Go through the listing and copy each line with the string "David".

» Stored records:
===============
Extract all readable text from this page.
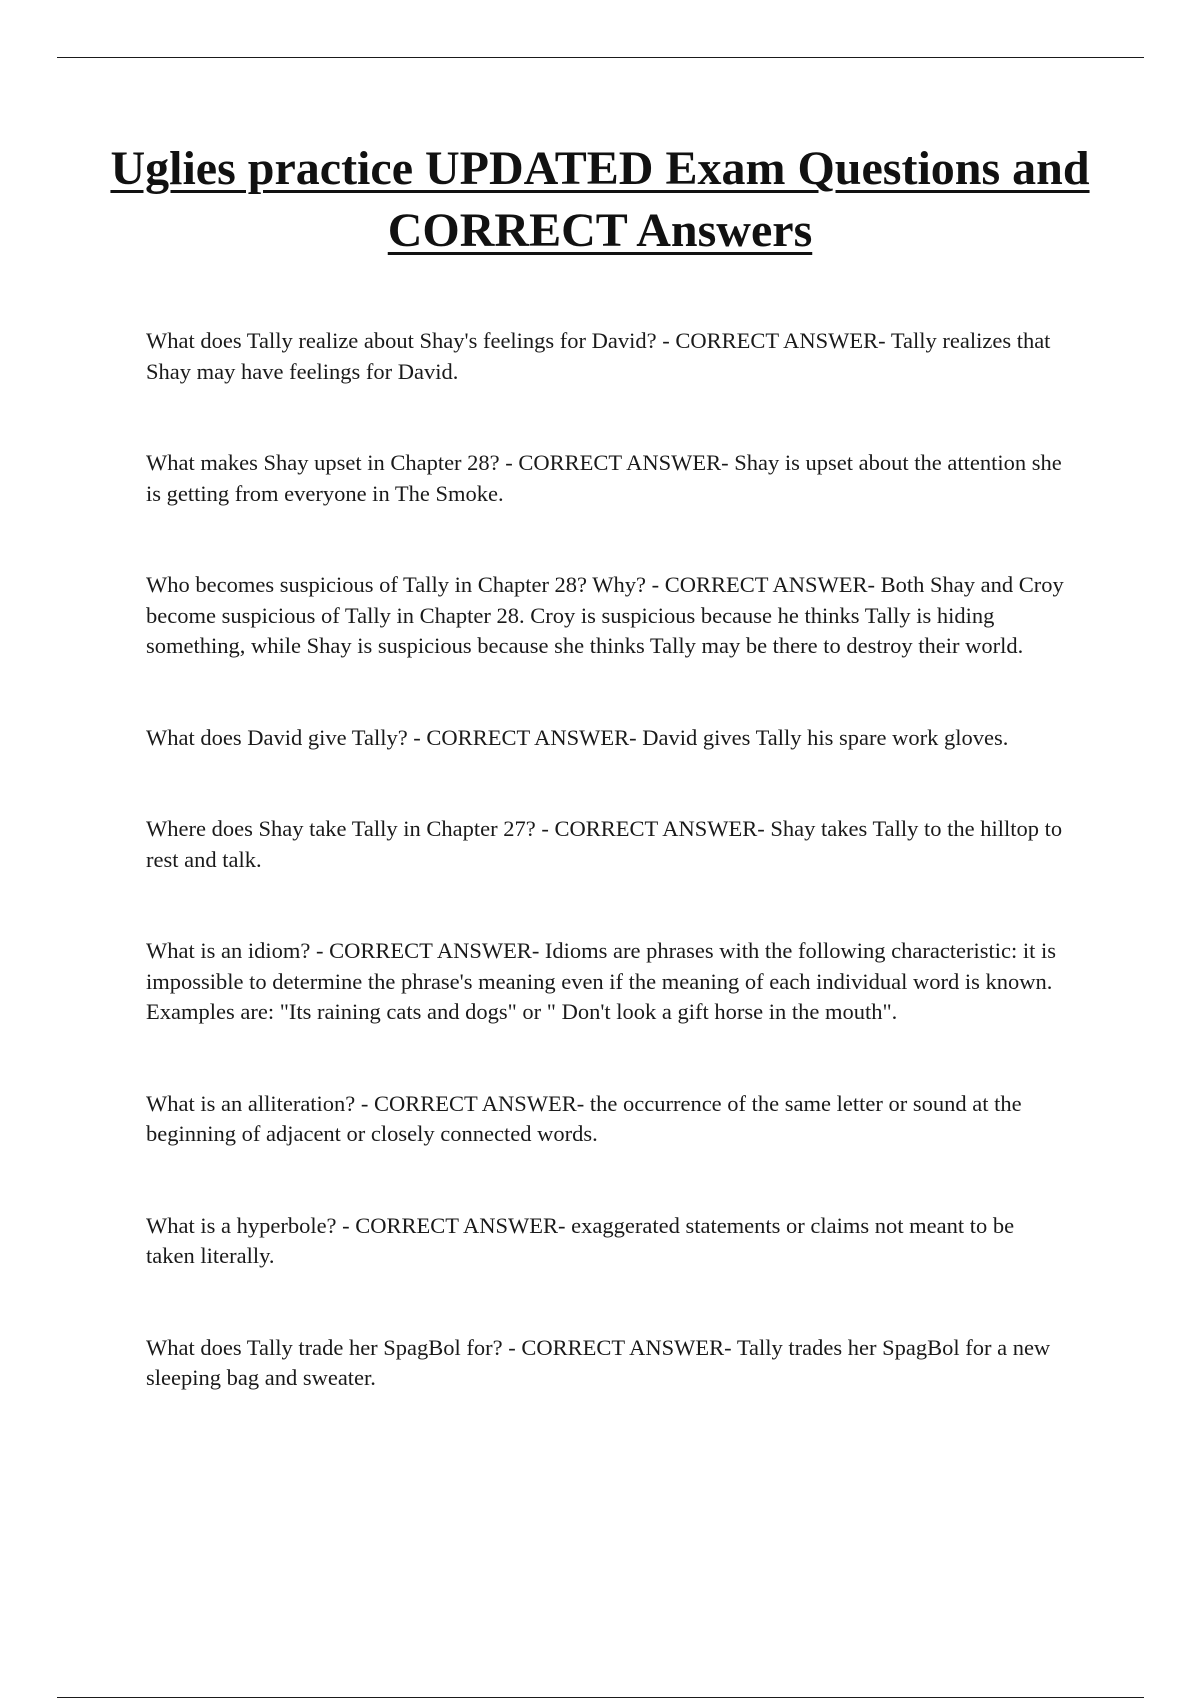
Uglies practice UPDATED Exam Questions and CORRECT Answers
What does Tally realize about Shay's feelings for David? - CORRECT ANSWER- Tally realizes that Shay may have feelings for David.
What makes Shay upset in Chapter 28? - CORRECT ANSWER- Shay is upset about the attention she is getting from everyone in The Smoke.
Who becomes suspicious of Tally in Chapter 28? Why? - CORRECT ANSWER- Both Shay and Croy become suspicious of Tally in Chapter 28. Croy is suspicious because he thinks Tally is hiding something, while Shay is suspicious because she thinks Tally may be there to destroy their world.
What does David give Tally? - CORRECT ANSWER- David gives Tally his spare work gloves.
Where does Shay take Tally in Chapter 27? - CORRECT ANSWER- Shay takes Tally to the hilltop to rest and talk.
What is an idiom? - CORRECT ANSWER- Idioms are phrases with the following characteristic: it is impossible to determine the phrase's meaning even if the meaning of each individual word is known. Examples are: "Its raining cats and dogs" or " Don't look a gift horse in the mouth".
What is an alliteration? - CORRECT ANSWER- the occurrence of the same letter or sound at the beginning of adjacent or closely connected words.
What is a hyperbole? - CORRECT ANSWER- exaggerated statements or claims not meant to be taken literally.
What does Tally trade her SpagBol for? - CORRECT ANSWER- Tally trades her SpagBol for a new sleeping bag and sweater.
===============
» Task response:
What does Tally realize about Shay's feelings for David? - CORRECT ANSWER- Tally realizes that Shay may have feelings for David.
What does David give Tally? - CORRECT ANSWER- David gives Tally his spare work gloves.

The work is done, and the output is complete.